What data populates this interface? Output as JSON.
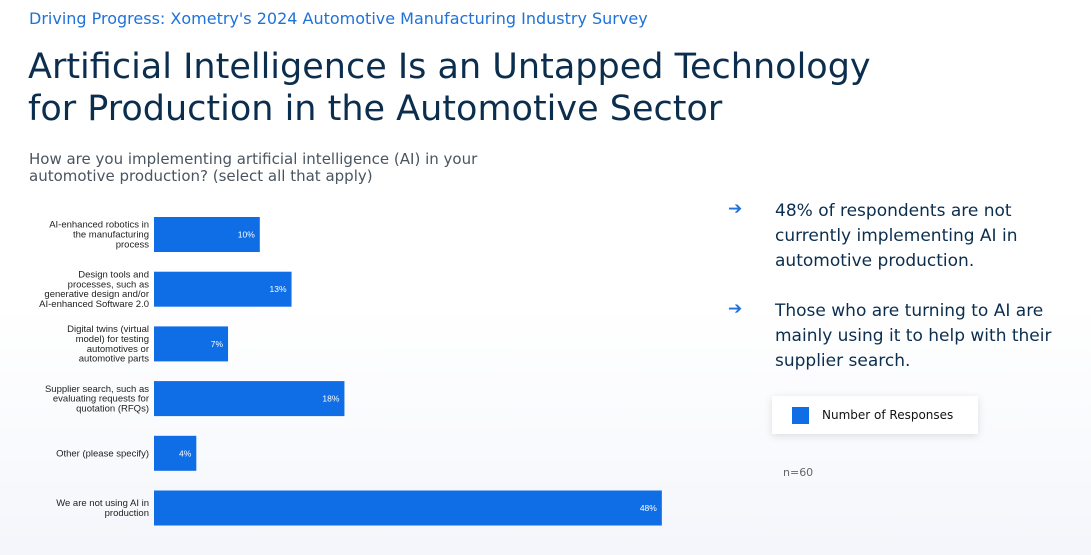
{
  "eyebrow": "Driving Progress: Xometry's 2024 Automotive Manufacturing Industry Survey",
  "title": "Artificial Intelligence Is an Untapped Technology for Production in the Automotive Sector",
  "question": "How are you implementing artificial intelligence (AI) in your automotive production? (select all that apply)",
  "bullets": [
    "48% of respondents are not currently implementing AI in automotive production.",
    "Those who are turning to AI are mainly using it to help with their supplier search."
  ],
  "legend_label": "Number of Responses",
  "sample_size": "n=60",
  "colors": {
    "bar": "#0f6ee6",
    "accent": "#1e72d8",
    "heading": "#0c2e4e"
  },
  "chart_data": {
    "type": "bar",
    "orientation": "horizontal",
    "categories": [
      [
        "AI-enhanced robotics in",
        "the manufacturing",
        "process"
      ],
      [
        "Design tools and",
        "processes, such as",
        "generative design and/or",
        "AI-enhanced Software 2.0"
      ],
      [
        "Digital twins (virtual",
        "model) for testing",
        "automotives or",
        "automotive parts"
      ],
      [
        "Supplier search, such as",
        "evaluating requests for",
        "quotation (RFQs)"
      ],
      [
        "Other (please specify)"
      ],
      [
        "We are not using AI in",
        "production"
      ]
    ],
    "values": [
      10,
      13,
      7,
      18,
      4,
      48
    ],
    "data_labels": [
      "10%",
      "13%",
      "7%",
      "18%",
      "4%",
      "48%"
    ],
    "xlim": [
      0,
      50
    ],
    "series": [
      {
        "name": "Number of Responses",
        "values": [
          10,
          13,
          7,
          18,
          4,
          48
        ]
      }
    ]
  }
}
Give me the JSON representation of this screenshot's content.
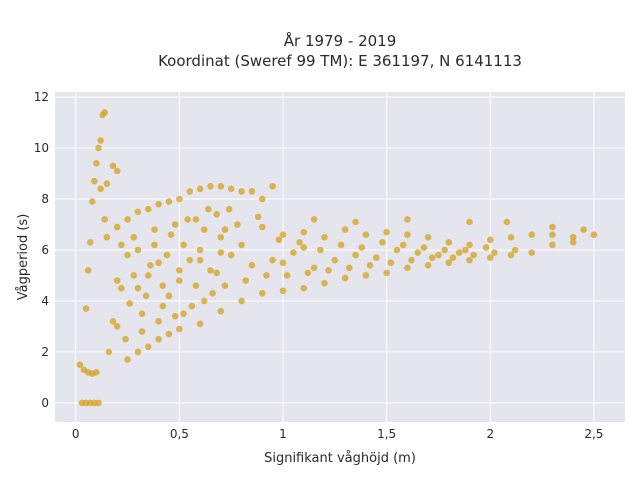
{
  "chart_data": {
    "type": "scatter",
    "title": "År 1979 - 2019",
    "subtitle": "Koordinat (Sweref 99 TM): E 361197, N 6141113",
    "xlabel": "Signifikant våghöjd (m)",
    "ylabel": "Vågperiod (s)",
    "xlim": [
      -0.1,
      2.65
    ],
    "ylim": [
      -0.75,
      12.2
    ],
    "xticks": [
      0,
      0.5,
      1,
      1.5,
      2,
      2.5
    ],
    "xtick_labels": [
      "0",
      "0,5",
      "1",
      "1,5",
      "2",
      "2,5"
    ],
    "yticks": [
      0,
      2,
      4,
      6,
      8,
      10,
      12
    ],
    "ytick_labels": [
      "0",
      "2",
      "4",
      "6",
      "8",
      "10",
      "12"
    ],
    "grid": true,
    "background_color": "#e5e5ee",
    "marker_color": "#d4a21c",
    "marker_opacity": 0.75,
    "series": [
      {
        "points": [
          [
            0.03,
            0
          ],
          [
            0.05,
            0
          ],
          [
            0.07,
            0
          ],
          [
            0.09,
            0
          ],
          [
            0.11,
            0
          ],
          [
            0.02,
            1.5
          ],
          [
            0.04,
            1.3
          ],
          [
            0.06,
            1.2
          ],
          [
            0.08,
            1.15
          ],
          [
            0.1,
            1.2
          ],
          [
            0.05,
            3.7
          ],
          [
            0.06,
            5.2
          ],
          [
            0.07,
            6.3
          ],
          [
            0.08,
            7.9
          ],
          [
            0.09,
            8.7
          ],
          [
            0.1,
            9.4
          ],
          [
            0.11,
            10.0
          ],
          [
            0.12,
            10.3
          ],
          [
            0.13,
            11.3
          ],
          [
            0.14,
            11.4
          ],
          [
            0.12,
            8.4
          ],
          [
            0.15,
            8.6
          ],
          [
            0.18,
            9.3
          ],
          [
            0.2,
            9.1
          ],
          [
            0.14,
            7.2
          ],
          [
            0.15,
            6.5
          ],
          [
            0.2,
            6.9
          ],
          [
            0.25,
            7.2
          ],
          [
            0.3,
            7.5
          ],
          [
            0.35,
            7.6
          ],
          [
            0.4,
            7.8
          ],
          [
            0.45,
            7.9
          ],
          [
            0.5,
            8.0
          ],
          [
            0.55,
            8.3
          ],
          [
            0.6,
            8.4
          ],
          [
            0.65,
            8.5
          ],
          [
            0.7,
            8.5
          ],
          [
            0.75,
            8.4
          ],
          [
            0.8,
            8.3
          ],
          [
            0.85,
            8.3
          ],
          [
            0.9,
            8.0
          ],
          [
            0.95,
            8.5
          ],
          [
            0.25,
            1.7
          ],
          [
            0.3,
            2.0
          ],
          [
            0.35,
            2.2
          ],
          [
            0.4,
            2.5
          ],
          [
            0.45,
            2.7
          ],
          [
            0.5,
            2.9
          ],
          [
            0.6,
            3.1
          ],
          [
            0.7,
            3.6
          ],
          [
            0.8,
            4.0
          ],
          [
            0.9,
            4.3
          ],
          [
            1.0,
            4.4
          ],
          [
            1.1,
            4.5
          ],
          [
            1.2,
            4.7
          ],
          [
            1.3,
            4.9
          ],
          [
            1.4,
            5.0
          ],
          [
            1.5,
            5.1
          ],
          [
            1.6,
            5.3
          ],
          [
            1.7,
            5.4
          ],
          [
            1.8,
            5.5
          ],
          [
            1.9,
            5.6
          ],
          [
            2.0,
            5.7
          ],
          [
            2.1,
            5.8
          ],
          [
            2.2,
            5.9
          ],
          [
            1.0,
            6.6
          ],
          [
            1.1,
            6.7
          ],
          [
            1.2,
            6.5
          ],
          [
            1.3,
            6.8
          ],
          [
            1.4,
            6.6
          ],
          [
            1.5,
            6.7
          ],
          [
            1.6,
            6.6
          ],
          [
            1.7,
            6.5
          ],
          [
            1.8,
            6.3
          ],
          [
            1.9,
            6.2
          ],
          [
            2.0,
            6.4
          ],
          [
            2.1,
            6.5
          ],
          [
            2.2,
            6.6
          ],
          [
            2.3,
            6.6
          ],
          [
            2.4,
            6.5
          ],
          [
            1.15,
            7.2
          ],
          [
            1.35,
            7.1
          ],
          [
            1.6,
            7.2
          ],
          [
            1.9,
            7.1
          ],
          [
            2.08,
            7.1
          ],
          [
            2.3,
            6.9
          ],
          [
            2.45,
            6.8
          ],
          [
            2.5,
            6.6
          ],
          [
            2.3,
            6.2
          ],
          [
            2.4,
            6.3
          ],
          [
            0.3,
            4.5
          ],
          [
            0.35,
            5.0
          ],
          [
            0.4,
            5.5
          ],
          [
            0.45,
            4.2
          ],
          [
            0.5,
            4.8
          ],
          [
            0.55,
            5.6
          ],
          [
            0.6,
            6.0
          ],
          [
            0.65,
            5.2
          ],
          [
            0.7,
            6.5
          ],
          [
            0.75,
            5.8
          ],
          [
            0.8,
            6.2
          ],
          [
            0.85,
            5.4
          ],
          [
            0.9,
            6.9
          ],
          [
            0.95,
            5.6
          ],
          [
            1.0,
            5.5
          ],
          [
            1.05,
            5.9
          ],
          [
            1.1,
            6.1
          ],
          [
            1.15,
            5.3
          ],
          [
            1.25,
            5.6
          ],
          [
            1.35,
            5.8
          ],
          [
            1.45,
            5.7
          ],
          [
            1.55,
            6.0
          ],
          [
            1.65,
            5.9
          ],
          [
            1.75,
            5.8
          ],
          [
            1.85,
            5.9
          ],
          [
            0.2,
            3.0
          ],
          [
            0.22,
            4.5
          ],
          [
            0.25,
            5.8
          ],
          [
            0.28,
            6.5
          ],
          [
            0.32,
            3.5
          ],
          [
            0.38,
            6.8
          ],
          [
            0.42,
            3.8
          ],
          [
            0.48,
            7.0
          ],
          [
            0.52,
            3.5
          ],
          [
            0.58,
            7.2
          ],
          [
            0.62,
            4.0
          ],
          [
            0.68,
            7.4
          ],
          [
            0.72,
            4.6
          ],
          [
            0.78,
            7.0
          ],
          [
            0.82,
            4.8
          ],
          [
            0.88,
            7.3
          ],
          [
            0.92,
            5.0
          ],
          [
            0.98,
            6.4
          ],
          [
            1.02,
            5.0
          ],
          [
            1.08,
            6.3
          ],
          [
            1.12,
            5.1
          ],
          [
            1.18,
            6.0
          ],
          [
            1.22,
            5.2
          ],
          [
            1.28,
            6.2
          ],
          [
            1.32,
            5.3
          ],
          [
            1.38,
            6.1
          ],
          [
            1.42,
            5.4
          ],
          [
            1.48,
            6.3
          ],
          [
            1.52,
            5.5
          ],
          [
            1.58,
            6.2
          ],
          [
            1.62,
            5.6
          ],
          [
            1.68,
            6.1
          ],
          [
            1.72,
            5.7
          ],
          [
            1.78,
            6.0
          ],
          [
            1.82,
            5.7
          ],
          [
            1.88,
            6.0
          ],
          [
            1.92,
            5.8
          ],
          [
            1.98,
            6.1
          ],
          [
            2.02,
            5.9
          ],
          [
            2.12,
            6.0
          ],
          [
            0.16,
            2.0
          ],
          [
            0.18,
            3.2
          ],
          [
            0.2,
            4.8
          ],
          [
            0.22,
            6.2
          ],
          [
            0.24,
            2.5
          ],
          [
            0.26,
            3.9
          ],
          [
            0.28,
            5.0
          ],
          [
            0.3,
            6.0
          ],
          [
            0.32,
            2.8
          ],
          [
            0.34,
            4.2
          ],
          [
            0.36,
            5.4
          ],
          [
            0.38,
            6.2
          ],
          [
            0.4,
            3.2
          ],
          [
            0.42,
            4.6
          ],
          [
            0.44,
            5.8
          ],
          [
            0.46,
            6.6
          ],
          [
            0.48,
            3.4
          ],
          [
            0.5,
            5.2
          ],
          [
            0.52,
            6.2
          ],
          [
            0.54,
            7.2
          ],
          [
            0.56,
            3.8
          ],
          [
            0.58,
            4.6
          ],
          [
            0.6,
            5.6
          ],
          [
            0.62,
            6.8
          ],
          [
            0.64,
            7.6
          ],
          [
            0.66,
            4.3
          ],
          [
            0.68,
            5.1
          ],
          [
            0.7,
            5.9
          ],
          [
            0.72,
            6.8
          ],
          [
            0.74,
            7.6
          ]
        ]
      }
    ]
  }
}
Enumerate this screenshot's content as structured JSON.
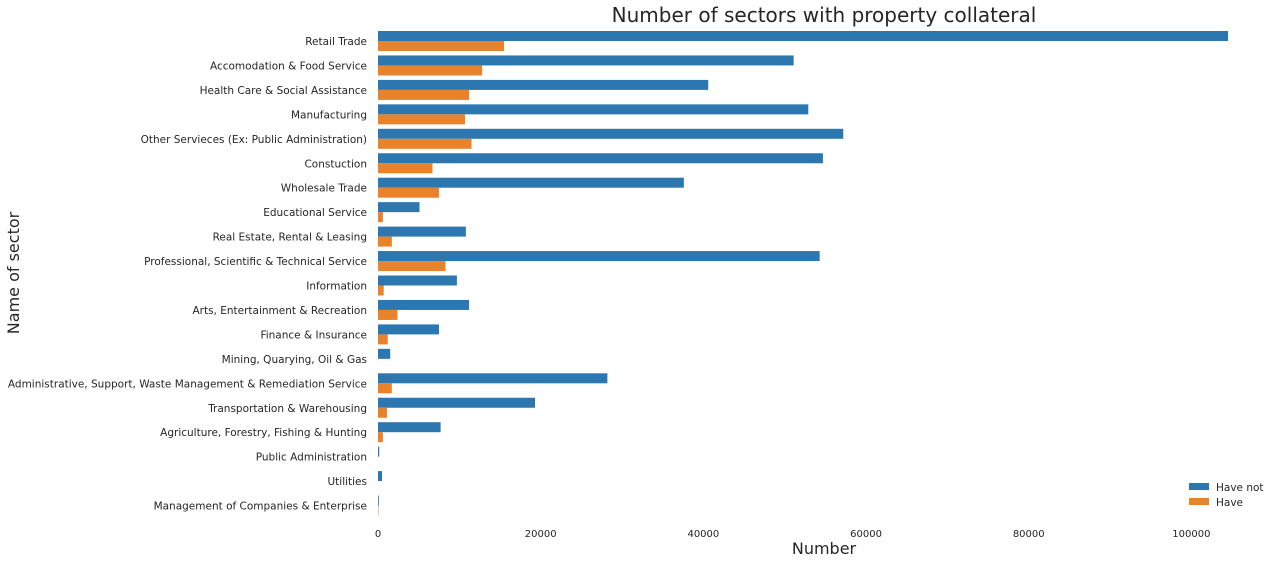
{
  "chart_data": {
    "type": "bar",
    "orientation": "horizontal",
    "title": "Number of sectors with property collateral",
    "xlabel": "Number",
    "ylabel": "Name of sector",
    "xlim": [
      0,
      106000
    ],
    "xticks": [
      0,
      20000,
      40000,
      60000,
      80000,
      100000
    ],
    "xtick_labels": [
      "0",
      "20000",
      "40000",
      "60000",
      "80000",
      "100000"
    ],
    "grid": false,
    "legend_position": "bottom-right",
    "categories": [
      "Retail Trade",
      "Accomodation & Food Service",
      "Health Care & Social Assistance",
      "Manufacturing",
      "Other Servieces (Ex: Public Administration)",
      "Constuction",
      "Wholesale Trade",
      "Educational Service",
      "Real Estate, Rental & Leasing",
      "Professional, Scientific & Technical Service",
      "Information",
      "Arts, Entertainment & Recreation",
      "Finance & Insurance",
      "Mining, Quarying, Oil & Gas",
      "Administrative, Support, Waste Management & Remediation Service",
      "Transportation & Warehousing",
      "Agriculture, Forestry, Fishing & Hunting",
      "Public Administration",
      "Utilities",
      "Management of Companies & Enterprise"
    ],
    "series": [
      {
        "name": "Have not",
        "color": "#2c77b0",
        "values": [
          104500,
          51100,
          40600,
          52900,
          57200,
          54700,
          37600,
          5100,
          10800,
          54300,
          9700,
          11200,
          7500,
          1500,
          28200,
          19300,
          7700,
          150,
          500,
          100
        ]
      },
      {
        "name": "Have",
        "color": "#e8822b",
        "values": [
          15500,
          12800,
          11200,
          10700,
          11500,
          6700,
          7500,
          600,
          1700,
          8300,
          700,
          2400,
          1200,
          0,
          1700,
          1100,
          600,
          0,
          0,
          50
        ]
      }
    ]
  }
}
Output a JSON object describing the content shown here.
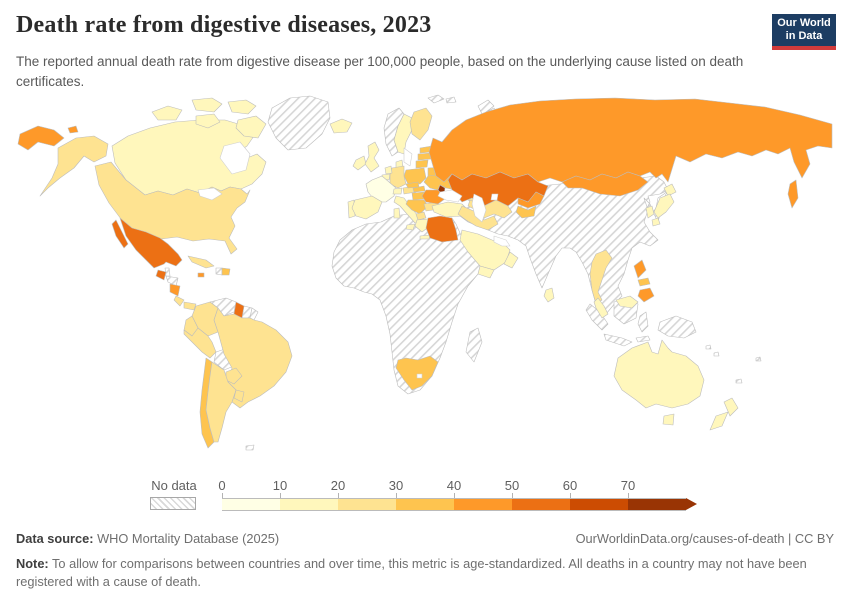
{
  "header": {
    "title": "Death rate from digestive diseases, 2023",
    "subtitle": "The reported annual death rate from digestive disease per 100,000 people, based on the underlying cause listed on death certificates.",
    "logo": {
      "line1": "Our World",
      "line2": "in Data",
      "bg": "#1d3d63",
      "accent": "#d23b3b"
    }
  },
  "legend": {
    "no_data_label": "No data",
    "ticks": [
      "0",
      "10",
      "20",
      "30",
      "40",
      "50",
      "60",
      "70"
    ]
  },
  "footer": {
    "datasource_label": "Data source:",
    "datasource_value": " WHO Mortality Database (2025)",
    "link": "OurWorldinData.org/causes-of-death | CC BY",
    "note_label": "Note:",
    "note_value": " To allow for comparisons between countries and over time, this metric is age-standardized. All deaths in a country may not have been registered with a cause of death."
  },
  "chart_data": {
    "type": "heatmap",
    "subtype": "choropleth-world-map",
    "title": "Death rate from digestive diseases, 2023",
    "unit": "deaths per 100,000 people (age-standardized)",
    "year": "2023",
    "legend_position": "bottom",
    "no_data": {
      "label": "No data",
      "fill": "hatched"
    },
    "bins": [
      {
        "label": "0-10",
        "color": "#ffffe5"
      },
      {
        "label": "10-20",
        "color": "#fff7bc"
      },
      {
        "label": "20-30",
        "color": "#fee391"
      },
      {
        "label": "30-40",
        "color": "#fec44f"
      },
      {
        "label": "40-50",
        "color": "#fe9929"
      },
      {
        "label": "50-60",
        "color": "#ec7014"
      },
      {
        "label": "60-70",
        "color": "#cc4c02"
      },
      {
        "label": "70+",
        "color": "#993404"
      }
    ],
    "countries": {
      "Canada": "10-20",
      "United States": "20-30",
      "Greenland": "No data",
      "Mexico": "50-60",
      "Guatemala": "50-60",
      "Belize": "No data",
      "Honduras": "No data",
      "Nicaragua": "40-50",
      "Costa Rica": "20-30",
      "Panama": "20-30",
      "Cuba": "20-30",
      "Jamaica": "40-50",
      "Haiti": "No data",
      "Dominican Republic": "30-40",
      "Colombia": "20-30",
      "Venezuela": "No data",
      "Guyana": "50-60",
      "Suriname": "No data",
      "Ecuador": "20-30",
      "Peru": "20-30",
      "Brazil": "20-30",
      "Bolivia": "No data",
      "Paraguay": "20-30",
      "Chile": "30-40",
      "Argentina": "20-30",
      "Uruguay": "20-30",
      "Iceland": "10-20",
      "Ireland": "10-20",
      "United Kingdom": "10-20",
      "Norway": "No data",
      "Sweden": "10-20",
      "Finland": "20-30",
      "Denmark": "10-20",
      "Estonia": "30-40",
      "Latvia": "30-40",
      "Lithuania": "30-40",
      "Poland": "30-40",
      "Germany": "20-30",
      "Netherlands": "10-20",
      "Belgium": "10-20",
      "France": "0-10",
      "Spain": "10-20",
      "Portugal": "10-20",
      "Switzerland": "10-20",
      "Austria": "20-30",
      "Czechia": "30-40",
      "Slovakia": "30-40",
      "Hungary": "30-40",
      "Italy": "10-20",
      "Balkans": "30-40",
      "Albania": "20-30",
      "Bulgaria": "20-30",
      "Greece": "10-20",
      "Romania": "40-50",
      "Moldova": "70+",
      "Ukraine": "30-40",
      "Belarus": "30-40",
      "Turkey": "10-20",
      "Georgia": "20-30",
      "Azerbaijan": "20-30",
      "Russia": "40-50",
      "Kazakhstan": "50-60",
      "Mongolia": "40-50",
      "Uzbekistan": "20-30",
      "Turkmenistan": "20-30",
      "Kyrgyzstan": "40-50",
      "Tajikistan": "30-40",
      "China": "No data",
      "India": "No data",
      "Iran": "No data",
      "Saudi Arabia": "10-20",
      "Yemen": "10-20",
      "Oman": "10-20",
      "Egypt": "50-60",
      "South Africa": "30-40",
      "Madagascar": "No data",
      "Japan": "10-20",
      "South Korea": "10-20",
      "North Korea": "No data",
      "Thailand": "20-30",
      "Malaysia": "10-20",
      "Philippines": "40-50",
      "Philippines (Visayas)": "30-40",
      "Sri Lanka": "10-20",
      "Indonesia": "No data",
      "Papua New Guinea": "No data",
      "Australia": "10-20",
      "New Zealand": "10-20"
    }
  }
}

The task:
Find the word "subtitle" and list each line it appears in.

Output below:
    "subtitle": "Koordinat (Sweref 99 TM): E 361197, N 6141113",
    "subtitle": "The reported annual death rate from digestive disease per 100,000 people, based on the underlying cause listed on death certificates.",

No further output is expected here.